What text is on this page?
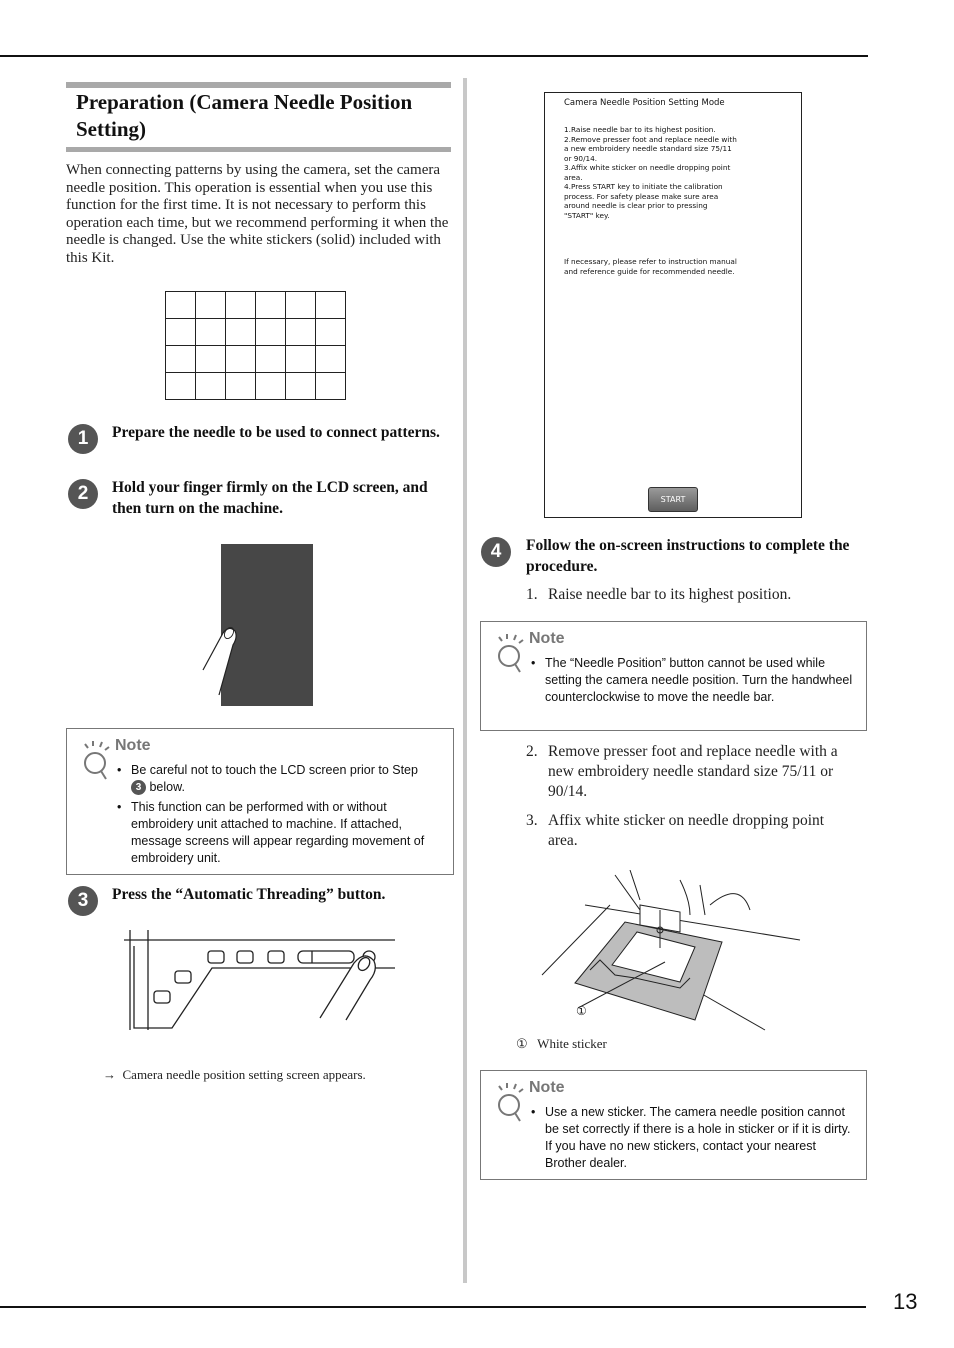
13
Preparation (Camera Needle Position Setting)
When connecting patterns by using the camera, set the camera needle position. This operation is essential when you use this function for the first time. It is not necessary to perform this operation each time, but we recommend performing it when the needle is changed. Use the white stickers (solid) included with this Kit.

1	Prepare the needle to be used to connect patterns.
2	Hold your finger firmly on the LCD screen, and then turn on the machine.
Note
• Be careful not to touch the LCD screen prior to Step
3 below.
• This function can be performed with or without embroidery unit attached to machine. If attached, message screens will appear regarding movement of embroidery unit.
3	Press the “Automatic Threading” button.
→ Camera needle position setting screen appears.
Camera Needle Position Setting Mode
1.Raise needle bar to its highest position.
2.Remove presser foot and replace needle with
a new embroidery needle standard size 75/11
or 90/14.
3.Affix white sticker on needle dropping point
area.
4.Press START key to initiate the calibration
process. For safety please make sure area
around needle is clear prior to pressing
"START" key.
If necessary, please refer to instruction manual
and reference guide for recommended needle.
START
4	Follow the on-screen instructions to complete the procedure.
1. Raise needle bar to its highest position.
Note
• The “Needle Position” button cannot be used while setting the camera needle position. Turn the handwheel counterclockwise to move the needle bar.
2. Remove presser foot and replace needle with a new embroidery needle standard size 75/11 or 90/14.
3. Affix white sticker on needle dropping point area.
①
① White sticker
Note
• Use a new sticker. The camera needle position cannot be set correctly if there is a hole in sticker or if it is dirty. If you have no new stickers, contact your nearest Brother dealer.
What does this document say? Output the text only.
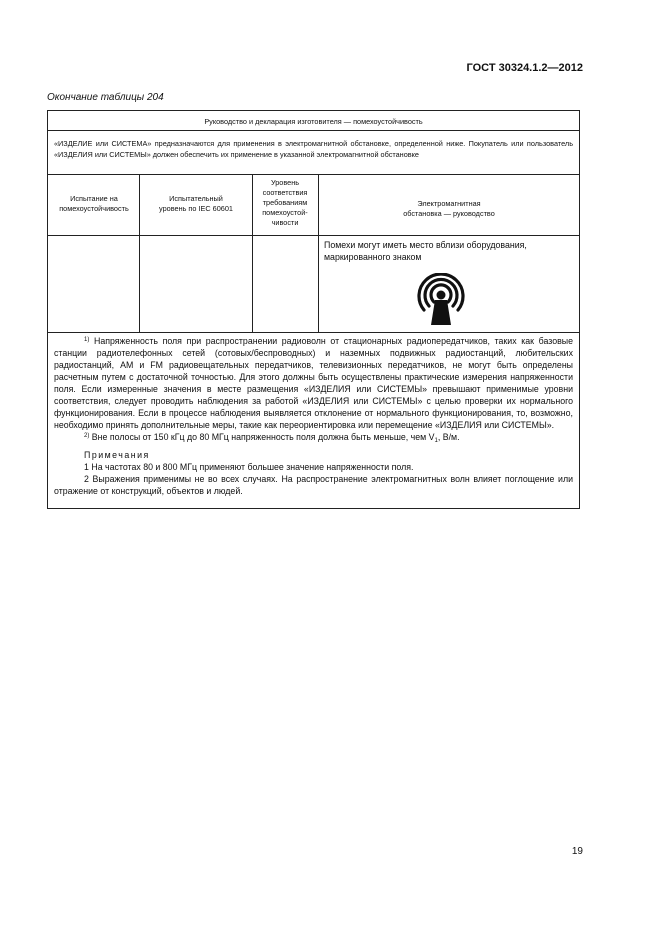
ГОСТ 30324.1.2—2012
Окончание таблицы 204
Руководство и декларация изготовителя — помехоустойчивость
«ИЗДЕЛИЕ или СИСТЕМА» предназначаются для применения в электромагнитной обстановке, определенной ниже. Покупатель или пользователь «ИЗДЕЛИЯ или СИСТЕМЫ» должен обеспечить их применение в указанной электромагнитной обстановке
Испытание на
помехоустойчивость
Испытательный
уровень по IEC 60601
Уровень
соответствия
требованиям
помехоустой-
чивости
Электромагнитная
обстановка — руководство
Помехи могут иметь место вблизи оборудования,
маркированного знаком

$^{1)}$ Напряженность поля при распространении радиоволн от стационарных радиопередатчиков, таких как базовые станции радиотелефонных сетей (сотовых/беспроводных) и наземных подвижных радиостанций, любительских радиостанций, AM и FM радиовещательных передатчиков, телевизионных передатчиков, не могут быть определены расчетным путем с достаточной точностью. Для этого должны быть осуществлены практические измерения напряженности поля. Если измеренные значения в месте размещения «ИЗДЕЛИЯ или СИСТЕМЫ» превышают применимые уровни соответствия, следует проводить наблюдения за работой «ИЗДЕЛИЯ или СИСТЕМЫ» с целью проверки их нормального функционирования. Если в процессе наблюдения выявляется отклонение от нормального функционирования, то, возможно, необходимо принять дополнительные меры, такие как переориентировка или перемещение «ИЗДЕЛИЯ или СИСТЕМЫ».

$^{2)}$ Вне полосы от 150 кГц до 80 МГц напряженность поля должна быть меньше, чем $V_1$, В/м.

Примечания

1 На частотах 80 и 800 МГц применяют большее значение напряженности поля.

2 Выражения применимы не во всех случаях. На распространение электромагнитных волн влияет поглощение или отражение от конструкций, объектов и людей.

19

Aim: Copy out the entries verbatim and leave the images out.

Expected answer:
What text is on this page?
13
Preparation (Camera Needle Position Setting)
When connecting patterns by using the camera, set the camera needle position. This operation is essential when you use this function for the first time. It is not necessary to perform this operation each time, but we recommend performing it when the needle is changed. Use the white stickers (solid) included with this Kit.

1	Prepare the needle to be used to connect patterns.
2	Hold your finger firmly on the LCD screen, and then turn on the machine.
Note
• Be careful not to touch the LCD screen prior to Step
3 below.
• This function can be performed with or without embroidery unit attached to machine. If attached, message screens will appear regarding movement of embroidery unit.
3	Press the “Automatic Threading” button.
→ Camera needle position setting screen appears.
Camera Needle Position Setting Mode
1.Raise needle bar to its highest position.
2.Remove presser foot and replace needle with
a new embroidery needle standard size 75/11
or 90/14.
3.Affix white sticker on needle dropping point
area.
4.Press START key to initiate the calibration
process. For safety please make sure area
around needle is clear prior to pressing
"START" key.
If necessary, please refer to instruction manual
and reference guide for recommended needle.
START
4	Follow the on-screen instructions to complete the procedure.
1. Raise needle bar to its highest position.
Note
• The “Needle Position” button cannot be used while setting the camera needle position. Turn the handwheel counterclockwise to move the needle bar.
2. Remove presser foot and replace needle with a new embroidery needle standard size 75/11 or 90/14.
3. Affix white sticker on needle dropping point area.
①
① White sticker
Note
• Use a new sticker. The camera needle position cannot be set correctly if there is a hole in sticker or if it is dirty. If you have no new stickers, contact your nearest Brother dealer.
What does this document say? Output the text only.
ГОСТ 30324.1.2—2012
Окончание таблицы 204
Руководство и декларация изготовителя — помехоустойчивость
«ИЗДЕЛИЕ или СИСТЕМА» предназначаются для применения в электромагнитной обстановке, определенной ниже. Покупатель или пользователь «ИЗДЕЛИЯ или СИСТЕМЫ» должен обеспечить их применение в указанной электромагнитной обстановке
Испытание на
помехоустойчивость
Испытательный
уровень по IEC 60601
Уровень
соответствия
требованиям
помехоустой-
чивости
Электромагнитная
обстановка — руководство
Помехи могут иметь место вблизи оборудования,
маркированного знаком

$^{1)}$ Напряженность поля при распространении радиоволн от стационарных радиопередатчиков, таких как базовые станции радиотелефонных сетей (сотовых/беспроводных) и наземных подвижных радиостанций, любительских радиостанций, AM и FM радиовещательных передатчиков, телевизионных передатчиков, не могут быть определены расчетным путем с достаточной точностью. Для этого должны быть осуществлены практические измерения напряженности поля. Если измеренные значения в месте размещения «ИЗДЕЛИЯ или СИСТЕМЫ» превышают применимые уровни соответствия, следует проводить наблюдения за работой «ИЗДЕЛИЯ или СИСТЕМЫ» с целью проверки их нормального функционирования. Если в процессе наблюдения выявляется отклонение от нормального функционирования, то, возможно, необходимо принять дополнительные меры, такие как переориентировка или перемещение «ИЗДЕЛИЯ или СИСТЕМЫ».

$^{2)}$ Вне полосы от 150 кГц до 80 МГц напряженность поля должна быть меньше, чем $V_1$, В/м.

Примечания

1 На частотах 80 и 800 МГц применяют большее значение напряженности поля.

2 Выражения применимы не во всех случаях. На распространение электромагнитных волн влияет поглощение или отражение от конструкций, объектов и людей.

19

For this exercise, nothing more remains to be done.